Written task:
Find and return each line containing "document".

Materials provided:
━━━━━━━━━━━━━━━━
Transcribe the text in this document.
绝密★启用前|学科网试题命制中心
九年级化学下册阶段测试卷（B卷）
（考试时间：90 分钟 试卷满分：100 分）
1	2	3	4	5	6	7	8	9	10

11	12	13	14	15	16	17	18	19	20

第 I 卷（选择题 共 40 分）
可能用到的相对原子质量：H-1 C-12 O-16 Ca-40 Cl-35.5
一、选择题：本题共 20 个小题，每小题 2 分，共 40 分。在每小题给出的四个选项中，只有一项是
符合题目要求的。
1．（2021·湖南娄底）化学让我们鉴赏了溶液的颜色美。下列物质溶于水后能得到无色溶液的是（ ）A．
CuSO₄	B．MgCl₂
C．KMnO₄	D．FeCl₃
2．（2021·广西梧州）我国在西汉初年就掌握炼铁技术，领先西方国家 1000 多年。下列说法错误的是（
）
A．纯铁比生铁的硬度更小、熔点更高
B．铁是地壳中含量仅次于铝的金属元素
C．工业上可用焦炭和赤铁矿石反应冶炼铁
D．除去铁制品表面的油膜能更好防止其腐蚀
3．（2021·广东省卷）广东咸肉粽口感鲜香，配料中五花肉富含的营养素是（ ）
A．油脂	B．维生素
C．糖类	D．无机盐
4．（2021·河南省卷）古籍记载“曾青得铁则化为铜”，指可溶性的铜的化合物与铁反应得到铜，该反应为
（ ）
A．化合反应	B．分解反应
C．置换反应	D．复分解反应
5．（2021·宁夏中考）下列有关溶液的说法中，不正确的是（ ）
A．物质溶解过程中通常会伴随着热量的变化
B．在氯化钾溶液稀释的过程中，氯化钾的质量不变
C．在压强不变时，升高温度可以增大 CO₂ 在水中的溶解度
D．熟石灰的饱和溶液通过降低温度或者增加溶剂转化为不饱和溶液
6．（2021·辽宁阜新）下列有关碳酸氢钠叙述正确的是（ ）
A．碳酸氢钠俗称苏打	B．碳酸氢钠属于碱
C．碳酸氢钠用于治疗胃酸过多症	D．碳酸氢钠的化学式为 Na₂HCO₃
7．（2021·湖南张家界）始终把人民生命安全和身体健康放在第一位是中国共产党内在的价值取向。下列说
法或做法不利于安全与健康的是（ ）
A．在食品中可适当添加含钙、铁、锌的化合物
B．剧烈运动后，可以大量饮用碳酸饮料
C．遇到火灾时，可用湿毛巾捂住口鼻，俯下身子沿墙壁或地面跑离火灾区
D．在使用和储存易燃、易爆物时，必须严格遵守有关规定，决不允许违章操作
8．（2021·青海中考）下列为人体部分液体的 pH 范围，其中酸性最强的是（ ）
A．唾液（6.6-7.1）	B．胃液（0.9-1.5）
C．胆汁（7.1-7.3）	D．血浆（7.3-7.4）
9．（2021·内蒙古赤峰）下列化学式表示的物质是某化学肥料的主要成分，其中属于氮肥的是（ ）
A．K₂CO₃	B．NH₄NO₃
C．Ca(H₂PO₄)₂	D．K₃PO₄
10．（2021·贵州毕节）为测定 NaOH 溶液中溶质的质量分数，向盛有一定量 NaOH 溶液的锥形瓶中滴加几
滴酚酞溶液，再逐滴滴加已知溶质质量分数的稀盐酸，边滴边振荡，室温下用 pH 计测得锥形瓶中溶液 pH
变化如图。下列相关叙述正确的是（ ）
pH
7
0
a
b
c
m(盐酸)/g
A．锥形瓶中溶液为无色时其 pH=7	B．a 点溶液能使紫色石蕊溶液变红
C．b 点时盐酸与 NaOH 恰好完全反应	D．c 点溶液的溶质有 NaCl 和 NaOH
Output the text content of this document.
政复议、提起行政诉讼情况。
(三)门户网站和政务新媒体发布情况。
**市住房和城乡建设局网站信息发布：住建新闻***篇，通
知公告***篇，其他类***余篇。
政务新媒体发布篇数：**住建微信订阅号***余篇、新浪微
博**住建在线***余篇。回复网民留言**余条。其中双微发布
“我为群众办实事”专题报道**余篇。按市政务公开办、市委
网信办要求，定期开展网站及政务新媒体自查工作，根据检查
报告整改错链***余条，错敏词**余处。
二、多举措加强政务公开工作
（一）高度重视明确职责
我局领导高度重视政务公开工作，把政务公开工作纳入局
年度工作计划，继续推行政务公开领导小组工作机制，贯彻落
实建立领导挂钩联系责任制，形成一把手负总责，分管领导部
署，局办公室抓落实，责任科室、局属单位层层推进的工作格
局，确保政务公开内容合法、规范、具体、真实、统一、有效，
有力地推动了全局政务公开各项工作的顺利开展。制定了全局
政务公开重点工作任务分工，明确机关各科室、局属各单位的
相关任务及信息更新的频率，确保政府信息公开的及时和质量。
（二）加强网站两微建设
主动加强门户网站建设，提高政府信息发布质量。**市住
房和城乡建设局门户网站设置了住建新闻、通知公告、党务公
━━━━━━━━━━━━━━━━
Response for this exercise:
Transcribe the text in this document.
Output the text content of this document.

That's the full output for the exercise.